## Instruction
In the listing below, pick out lines with "from".

** begin **

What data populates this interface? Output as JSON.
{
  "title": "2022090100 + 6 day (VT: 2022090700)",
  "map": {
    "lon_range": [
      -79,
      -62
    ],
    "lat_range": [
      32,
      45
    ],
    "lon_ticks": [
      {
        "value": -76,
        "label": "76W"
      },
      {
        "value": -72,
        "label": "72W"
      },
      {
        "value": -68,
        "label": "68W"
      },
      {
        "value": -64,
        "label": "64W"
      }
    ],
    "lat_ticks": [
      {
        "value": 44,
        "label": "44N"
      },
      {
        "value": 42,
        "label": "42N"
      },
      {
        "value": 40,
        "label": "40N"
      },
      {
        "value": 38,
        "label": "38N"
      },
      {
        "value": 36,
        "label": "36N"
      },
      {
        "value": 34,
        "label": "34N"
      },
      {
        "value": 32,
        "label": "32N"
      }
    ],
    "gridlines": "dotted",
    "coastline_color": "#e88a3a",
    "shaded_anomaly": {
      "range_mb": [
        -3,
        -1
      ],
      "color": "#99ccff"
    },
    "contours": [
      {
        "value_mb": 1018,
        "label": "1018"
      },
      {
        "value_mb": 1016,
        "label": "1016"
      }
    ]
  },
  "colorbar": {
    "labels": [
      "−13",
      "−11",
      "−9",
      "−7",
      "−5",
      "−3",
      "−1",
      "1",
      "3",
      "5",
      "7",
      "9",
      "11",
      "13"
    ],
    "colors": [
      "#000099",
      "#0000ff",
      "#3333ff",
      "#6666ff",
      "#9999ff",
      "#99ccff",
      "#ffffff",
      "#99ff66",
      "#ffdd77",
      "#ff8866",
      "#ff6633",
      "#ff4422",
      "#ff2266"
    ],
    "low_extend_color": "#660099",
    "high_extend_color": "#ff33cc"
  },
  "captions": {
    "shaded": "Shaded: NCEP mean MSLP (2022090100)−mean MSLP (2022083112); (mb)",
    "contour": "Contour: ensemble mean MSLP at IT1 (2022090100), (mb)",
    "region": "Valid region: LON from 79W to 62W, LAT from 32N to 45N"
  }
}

** end **
** begin **

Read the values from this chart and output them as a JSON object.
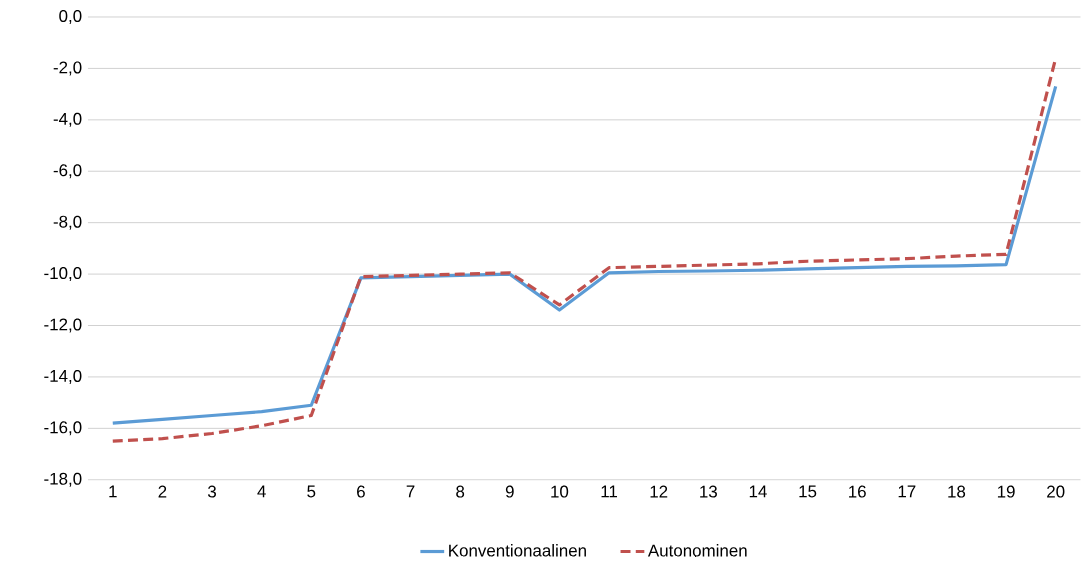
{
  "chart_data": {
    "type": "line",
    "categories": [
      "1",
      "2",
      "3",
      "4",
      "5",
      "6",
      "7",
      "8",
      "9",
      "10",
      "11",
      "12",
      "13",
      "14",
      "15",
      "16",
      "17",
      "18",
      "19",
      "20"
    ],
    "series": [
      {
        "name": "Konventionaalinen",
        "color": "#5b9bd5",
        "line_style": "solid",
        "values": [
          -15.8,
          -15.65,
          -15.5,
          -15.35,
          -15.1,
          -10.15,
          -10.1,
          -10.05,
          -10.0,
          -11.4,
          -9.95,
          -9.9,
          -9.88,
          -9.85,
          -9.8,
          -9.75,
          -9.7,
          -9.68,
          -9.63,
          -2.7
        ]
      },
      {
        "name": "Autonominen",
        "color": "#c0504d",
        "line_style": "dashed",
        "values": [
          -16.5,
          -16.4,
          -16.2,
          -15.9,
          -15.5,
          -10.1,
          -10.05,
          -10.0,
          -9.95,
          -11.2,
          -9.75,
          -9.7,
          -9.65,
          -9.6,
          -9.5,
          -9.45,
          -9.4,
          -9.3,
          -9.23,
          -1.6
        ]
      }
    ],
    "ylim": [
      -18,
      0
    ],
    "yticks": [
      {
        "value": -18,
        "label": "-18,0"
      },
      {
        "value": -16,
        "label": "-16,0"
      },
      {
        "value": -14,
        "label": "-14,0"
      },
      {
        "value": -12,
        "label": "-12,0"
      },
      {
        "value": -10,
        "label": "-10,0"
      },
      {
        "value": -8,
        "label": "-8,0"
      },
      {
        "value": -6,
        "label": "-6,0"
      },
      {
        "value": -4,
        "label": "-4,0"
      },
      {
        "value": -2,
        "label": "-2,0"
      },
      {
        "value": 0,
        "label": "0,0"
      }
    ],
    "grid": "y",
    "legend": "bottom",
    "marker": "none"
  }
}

** end **

## Correct response
    "region": "Valid region: LON from 79W to 62W, LAT from 32N to 45N"
Read the values from this chart and output them as a JSON object.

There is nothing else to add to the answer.